(Collected data entries)
•••••
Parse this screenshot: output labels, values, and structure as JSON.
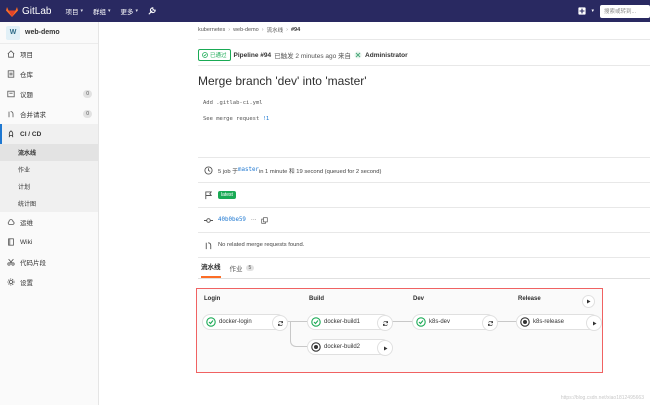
{
  "topbar": {
    "brand": "GitLab",
    "nav": [
      "项目",
      "群组",
      "更多"
    ],
    "search_placeholder": "搜索或转到..."
  },
  "sidebar": {
    "project_initial": "W",
    "project_name": "web-demo",
    "items": [
      {
        "label": "项目",
        "icon": "home-icon"
      },
      {
        "label": "仓库",
        "icon": "doc-icon"
      },
      {
        "label": "议题",
        "icon": "issues-icon",
        "badge": "0"
      },
      {
        "label": "合并请求",
        "icon": "merge-request-icon",
        "badge": "0"
      },
      {
        "label": "CI / CD",
        "icon": "rocket-icon",
        "active": true
      },
      {
        "label": "运维",
        "icon": "cloud-icon"
      },
      {
        "label": "Wiki",
        "icon": "book-icon"
      },
      {
        "label": "代码片段",
        "icon": "scissors-icon"
      },
      {
        "label": "设置",
        "icon": "gear-icon"
      }
    ],
    "cicd_sub": [
      "流水线",
      "作业",
      "计划",
      "统计图"
    ]
  },
  "breadcrumbs": [
    "kubernetes",
    "web-demo",
    "流水线",
    "#94"
  ],
  "pipeline": {
    "status": "已通过",
    "id_label": "Pipeline #94",
    "triggered": "已触发 2 minutes ago 来自",
    "user": "Administrator"
  },
  "commit": {
    "title": "Merge branch 'dev' into 'master'",
    "line1": "Add .gitlab-ci.yml",
    "line2_prefix": "See merge request ",
    "line2_link": "!1"
  },
  "info": {
    "jobs_prefix": "5 job 于",
    "branch": "master",
    "jobs_suffix": " in 1 minute 和 19 second (queued for 2 second)",
    "tag": "latest",
    "sha": "40b0be59",
    "mr_text": "No related merge requests found."
  },
  "tabs": [
    {
      "label": "流水线",
      "active": true
    },
    {
      "label": "作业",
      "count": "5"
    }
  ],
  "stages": [
    {
      "name": "Login",
      "jobs": [
        {
          "name": "docker-login",
          "status": "passed"
        }
      ]
    },
    {
      "name": "Build",
      "jobs": [
        {
          "name": "docker-build1",
          "status": "passed"
        },
        {
          "name": "docker-build2",
          "status": "manual"
        }
      ]
    },
    {
      "name": "Dev",
      "jobs": [
        {
          "name": "k8s-dev",
          "status": "passed"
        }
      ]
    },
    {
      "name": "Release",
      "jobs": [
        {
          "name": "k8s-release",
          "status": "manual"
        }
      ]
    }
  ],
  "watermark": "https://blog.csdn.net/xiao1812495663",
  "colors": {
    "topbar": "#292961",
    "success": "#1aaa55",
    "link": "#1f78d1",
    "highlight": "#f06262"
  }
}
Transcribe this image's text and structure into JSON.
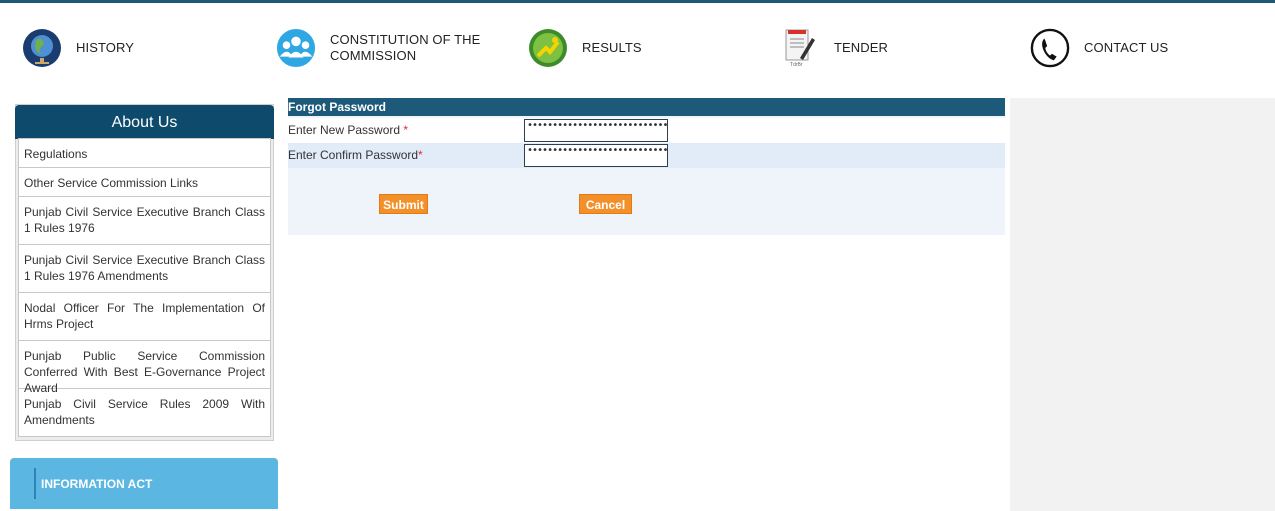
{
  "nav": {
    "items": [
      {
        "label": "HISTORY",
        "icon": "globe-icon"
      },
      {
        "label": "CONSTITUTION OF THE COMMISSION",
        "line1": "CONSTITUTION OF THE",
        "line2": "COMMISSION",
        "icon": "people-icon"
      },
      {
        "label": "RESULTS",
        "icon": "results-icon"
      },
      {
        "label": "TENDER",
        "icon": "document-pen-icon"
      },
      {
        "label": "CONTACT US",
        "icon": "phone-icon"
      }
    ]
  },
  "sidebar": {
    "title": "About Us",
    "items": [
      {
        "label": "Regulations"
      },
      {
        "label": "Other Service Commission Links"
      },
      {
        "label": "Punjab Civil Service Executive Branch Class 1 Rules 1976"
      },
      {
        "label": "Punjab Civil Service Executive Branch Class 1 Rules 1976 Amendments"
      },
      {
        "label": "Nodal Officer For The Implementation Of Hrms Project"
      },
      {
        "label": "Punjab Public Service Commission Conferred With Best E-Governance Project Award"
      },
      {
        "label": "Punjab Civil Service Rules 2009 With Amendments"
      }
    ],
    "information_act": "INFORMATION ACT"
  },
  "form": {
    "title": "Forgot Password",
    "new_password_label": "Enter New Password",
    "confirm_password_label": "Enter Confirm Password",
    "required_marker": "*",
    "new_password_value": "••••••••••••••••••••••••••••••••••",
    "confirm_password_value": "••••••••••••••••••••••••••••••••••",
    "submit_label": "Submit",
    "cancel_label": "Cancel"
  },
  "colors": {
    "header_blue": "#1d5a7a",
    "about_blue": "#0e4a6b",
    "button_orange": "#f4902a",
    "info_act_blue": "#5bb6e2",
    "required_red": "#d9302c"
  }
}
•••••
### Task instructions:
Write out the entries again, exactly as given, skipping any images.

### Expected answer:
Parse this screenshot: output labels, values, and structure as JSON.
{
  "topbar": {
    "brand": "GitLab",
    "nav": [
      "项目",
      "群组",
      "更多"
    ],
    "search_placeholder": "搜索或转到..."
  },
  "sidebar": {
    "project_initial": "W",
    "project_name": "web-demo",
    "items": [
      {
        "label": "项目",
        "icon": "home-icon"
      },
      {
        "label": "仓库",
        "icon": "doc-icon"
      },
      {
        "label": "议题",
        "icon": "issues-icon",
        "badge": "0"
      },
      {
        "label": "合并请求",
        "icon": "merge-request-icon",
        "badge": "0"
      },
      {
        "label": "CI / CD",
        "icon": "rocket-icon",
        "active": true
      },
      {
        "label": "运维",
        "icon": "cloud-icon"
      },
      {
        "label": "Wiki",
        "icon": "book-icon"
      },
      {
        "label": "代码片段",
        "icon": "scissors-icon"
      },
      {
        "label": "设置",
        "icon": "gear-icon"
      }
    ],
    "cicd_sub": [
      "流水线",
      "作业",
      "计划",
      "统计图"
    ]
  },
  "breadcrumbs": [
    "kubernetes",
    "web-demo",
    "流水线",
    "#94"
  ],
  "pipeline": {
    "status": "已通过",
    "id_label": "Pipeline #94",
    "triggered": "已触发 2 minutes ago 来自",
    "user": "Administrator"
  },
  "commit": {
    "title": "Merge branch 'dev' into 'master'",
    "line1": "Add .gitlab-ci.yml",
    "line2_prefix": "See merge request ",
    "line2_link": "!1"
  },
  "info": {
    "jobs_prefix": "5 job 于",
    "branch": "master",
    "jobs_suffix": " in 1 minute 和 19 second (queued for 2 second)",
    "tag": "latest",
    "sha": "40b0be59",
    "mr_text": "No related merge requests found."
  },
  "tabs": [
    {
      "label": "流水线",
      "active": true
    },
    {
      "label": "作业",
      "count": "5"
    }
  ],
  "stages": [
    {
      "name": "Login",
      "jobs": [
        {
          "name": "docker-login",
          "status": "passed"
        }
      ]
    },
    {
      "name": "Build",
      "jobs": [
        {
          "name": "docker-build1",
          "status": "passed"
        },
        {
          "name": "docker-build2",
          "status": "manual"
        }
      ]
    },
    {
      "name": "Dev",
      "jobs": [
        {
          "name": "k8s-dev",
          "status": "passed"
        }
      ]
    },
    {
      "name": "Release",
      "jobs": [
        {
          "name": "k8s-release",
          "status": "manual"
        }
      ]
    }
  ],
  "watermark": "https://blog.csdn.net/xiao1812495663",
  "colors": {
    "topbar": "#292961",
    "success": "#1aaa55",
    "link": "#1f78d1",
    "highlight": "#f06262"
  }
}
Transcribe this image's text and structure into JSON.
{
  "nav": {
    "items": [
      {
        "label": "HISTORY",
        "icon": "globe-icon"
      },
      {
        "label": "CONSTITUTION OF THE COMMISSION",
        "line1": "CONSTITUTION OF THE",
        "line2": "COMMISSION",
        "icon": "people-icon"
      },
      {
        "label": "RESULTS",
        "icon": "results-icon"
      },
      {
        "label": "TENDER",
        "icon": "document-pen-icon"
      },
      {
        "label": "CONTACT US",
        "icon": "phone-icon"
      }
    ]
  },
  "sidebar": {
    "title": "About Us",
    "items": [
      {
        "label": "Regulations"
      },
      {
        "label": "Other Service Commission Links"
      },
      {
        "label": "Punjab Civil Service Executive Branch Class 1 Rules 1976"
      },
      {
        "label": "Punjab Civil Service Executive Branch Class 1 Rules 1976 Amendments"
      },
      {
        "label": "Nodal Officer For The Implementation Of Hrms Project"
      },
      {
        "label": "Punjab Public Service Commission Conferred With Best E-Governance Project Award"
      },
      {
        "label": "Punjab Civil Service Rules 2009 With Amendments"
      }
    ],
    "information_act": "INFORMATION ACT"
  },
  "form": {
    "title": "Forgot Password",
    "new_password_label": "Enter New Password",
    "confirm_password_label": "Enter Confirm Password",
    "required_marker": "*",
    "new_password_value": "••••••••••••••••••••••••••••••••••",
    "confirm_password_value": "••••••••••••••••••••••••••••••••••",
    "submit_label": "Submit",
    "cancel_label": "Cancel"
  },
  "colors": {
    "header_blue": "#1d5a7a",
    "about_blue": "#0e4a6b",
    "button_orange": "#f4902a",
    "info_act_blue": "#5bb6e2",
    "required_red": "#d9302c"
  }
}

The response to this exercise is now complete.